▶ _Record set_:
***

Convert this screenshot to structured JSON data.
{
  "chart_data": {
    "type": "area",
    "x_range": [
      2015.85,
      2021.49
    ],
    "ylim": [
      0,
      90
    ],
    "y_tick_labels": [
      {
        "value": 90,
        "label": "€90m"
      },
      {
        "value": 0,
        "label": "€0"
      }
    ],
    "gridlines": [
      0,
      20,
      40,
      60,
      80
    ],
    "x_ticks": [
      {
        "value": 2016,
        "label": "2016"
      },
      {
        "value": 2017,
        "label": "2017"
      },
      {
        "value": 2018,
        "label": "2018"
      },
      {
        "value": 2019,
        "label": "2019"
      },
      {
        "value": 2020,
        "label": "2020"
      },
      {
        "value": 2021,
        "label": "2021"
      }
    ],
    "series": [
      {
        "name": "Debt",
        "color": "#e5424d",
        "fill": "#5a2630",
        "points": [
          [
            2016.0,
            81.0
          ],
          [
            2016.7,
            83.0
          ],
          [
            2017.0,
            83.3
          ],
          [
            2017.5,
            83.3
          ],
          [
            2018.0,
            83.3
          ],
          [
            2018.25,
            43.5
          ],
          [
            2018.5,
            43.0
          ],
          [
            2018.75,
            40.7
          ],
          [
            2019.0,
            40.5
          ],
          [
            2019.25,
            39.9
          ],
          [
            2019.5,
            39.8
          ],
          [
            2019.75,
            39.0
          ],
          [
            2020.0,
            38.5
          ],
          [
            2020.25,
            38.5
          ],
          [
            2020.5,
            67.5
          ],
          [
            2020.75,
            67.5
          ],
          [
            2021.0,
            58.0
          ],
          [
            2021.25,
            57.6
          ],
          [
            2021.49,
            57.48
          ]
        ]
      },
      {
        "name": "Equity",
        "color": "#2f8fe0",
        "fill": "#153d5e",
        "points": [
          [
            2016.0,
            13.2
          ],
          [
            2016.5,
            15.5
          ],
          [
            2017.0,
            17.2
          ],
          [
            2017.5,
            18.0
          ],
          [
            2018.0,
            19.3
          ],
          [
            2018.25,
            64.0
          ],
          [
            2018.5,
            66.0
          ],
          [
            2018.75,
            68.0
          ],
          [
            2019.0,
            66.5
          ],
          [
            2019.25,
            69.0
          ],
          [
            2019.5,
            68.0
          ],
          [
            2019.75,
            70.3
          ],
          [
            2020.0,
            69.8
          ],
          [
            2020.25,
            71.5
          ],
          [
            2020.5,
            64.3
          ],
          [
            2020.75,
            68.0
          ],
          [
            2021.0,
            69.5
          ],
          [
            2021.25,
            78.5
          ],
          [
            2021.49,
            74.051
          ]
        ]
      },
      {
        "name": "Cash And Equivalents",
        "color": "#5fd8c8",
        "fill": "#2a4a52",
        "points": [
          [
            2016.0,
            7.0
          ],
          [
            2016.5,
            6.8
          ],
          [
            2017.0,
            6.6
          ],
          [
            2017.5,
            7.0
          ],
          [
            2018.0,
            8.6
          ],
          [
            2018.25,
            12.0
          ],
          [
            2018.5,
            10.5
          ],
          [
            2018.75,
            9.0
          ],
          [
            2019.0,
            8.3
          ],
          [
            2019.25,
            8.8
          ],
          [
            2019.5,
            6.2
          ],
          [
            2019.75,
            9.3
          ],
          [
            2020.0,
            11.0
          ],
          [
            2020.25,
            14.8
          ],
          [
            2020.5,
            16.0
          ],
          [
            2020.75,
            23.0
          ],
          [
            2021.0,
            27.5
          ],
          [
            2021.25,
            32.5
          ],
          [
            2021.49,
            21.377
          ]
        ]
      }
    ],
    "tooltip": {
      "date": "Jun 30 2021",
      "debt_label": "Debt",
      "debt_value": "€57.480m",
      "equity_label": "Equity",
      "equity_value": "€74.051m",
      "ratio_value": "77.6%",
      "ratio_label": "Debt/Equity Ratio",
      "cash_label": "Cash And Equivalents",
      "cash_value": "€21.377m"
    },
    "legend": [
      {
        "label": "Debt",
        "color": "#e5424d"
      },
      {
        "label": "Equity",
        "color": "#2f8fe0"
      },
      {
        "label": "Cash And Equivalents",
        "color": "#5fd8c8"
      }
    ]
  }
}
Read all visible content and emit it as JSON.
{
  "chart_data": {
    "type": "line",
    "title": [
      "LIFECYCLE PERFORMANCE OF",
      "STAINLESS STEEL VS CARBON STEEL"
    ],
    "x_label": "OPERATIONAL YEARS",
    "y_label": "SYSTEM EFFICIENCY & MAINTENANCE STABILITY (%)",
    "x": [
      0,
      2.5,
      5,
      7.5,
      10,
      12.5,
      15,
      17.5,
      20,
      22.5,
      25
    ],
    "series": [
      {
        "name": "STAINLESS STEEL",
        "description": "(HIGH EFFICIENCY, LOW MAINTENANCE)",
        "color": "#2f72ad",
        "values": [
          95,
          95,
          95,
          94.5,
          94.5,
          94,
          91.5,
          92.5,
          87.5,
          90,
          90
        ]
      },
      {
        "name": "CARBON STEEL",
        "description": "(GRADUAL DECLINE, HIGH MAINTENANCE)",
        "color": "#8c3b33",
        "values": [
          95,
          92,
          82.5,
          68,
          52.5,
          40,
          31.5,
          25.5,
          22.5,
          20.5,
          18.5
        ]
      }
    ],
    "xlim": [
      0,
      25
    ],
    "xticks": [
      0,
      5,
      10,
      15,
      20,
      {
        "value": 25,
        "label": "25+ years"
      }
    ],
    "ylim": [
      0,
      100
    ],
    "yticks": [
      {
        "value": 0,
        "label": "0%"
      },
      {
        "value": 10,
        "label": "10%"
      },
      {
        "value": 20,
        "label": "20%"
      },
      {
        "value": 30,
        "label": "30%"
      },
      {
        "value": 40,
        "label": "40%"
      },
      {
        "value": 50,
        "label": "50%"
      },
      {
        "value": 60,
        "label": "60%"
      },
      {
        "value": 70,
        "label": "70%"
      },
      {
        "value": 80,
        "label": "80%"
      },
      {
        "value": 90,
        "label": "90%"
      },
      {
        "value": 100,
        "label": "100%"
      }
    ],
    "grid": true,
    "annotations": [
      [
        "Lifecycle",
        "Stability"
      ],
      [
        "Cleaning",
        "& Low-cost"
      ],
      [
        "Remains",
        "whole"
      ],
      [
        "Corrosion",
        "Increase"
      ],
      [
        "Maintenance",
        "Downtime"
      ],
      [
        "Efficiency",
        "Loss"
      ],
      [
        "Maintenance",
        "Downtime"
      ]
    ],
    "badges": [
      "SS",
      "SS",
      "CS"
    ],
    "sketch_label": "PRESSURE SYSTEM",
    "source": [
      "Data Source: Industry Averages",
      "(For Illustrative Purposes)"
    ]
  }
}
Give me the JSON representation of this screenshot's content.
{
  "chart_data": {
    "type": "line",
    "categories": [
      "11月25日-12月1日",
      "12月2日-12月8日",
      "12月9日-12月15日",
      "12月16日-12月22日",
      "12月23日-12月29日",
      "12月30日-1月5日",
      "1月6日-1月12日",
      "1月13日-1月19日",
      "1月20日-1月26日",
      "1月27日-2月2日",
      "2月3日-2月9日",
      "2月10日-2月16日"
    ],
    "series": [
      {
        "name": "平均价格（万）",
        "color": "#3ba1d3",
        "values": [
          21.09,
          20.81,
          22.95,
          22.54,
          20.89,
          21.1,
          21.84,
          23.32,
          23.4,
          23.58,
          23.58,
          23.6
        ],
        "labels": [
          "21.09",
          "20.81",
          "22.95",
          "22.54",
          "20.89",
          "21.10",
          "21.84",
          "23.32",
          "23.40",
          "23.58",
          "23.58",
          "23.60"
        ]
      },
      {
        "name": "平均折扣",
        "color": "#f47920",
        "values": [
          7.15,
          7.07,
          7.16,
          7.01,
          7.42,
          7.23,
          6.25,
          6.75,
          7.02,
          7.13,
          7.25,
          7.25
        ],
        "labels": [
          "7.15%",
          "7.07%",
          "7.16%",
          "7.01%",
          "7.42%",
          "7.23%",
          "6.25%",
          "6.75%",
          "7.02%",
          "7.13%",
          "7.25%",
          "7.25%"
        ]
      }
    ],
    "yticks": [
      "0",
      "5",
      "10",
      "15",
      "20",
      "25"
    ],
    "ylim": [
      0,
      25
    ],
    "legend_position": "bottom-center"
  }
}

***

▶ _Written instruction_: Search the entries for the string "content" and collect each line that has it.

▶ _Complete answer_:
Read all visible content and emit it as JSON.
Give me the JSON representation of this screenshot's content.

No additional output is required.